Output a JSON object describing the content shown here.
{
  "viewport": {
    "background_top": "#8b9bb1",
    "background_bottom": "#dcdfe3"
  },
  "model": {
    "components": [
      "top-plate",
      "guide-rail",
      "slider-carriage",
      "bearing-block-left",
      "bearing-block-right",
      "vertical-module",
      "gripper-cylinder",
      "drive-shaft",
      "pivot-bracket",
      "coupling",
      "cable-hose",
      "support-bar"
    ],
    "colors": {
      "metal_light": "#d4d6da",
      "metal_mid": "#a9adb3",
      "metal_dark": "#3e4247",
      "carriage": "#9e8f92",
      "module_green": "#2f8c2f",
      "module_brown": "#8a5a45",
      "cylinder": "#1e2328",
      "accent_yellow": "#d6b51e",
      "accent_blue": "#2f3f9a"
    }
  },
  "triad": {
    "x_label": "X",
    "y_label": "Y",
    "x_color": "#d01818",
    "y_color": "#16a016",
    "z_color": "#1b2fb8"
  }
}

* * * * * * *

▶ [GOAL OF THE EXERCISE]
Repeat the data verbatim.

▶ [SOLUTION TO THIS PROBLEM]
Output a JSON object describing the content shown here.
{
  "viewport": {
    "background_top": "#8b9bb1",
    "background_bottom": "#dcdfe3"
  },
  "model": {
    "components": [
      "top-plate",
      "guide-rail",
      "slider-carriage",
      "bearing-block-left",
      "bearing-block-right",
      "vertical-module",
      "gripper-cylinder",
      "drive-shaft",
      "pivot-bracket",
      "coupling",
      "cable-hose",
      "support-bar"
    ],
    "colors": {
      "metal_light": "#d4d6da",
      "metal_mid": "#a9adb3",
      "metal_dark": "#3e4247",
      "carriage": "#9e8f92",
      "module_green": "#2f8c2f",
      "module_brown": "#8a5a45",
      "cylinder": "#1e2328",
      "accent_yellow": "#d6b51e",
      "accent_blue": "#2f3f9a"
    }
  },
  "triad": {
    "x_label": "X",
    "y_label": "Y",
    "x_color": "#d01818",
    "y_color": "#16a016",
    "z_color": "#1b2fb8"
  }
}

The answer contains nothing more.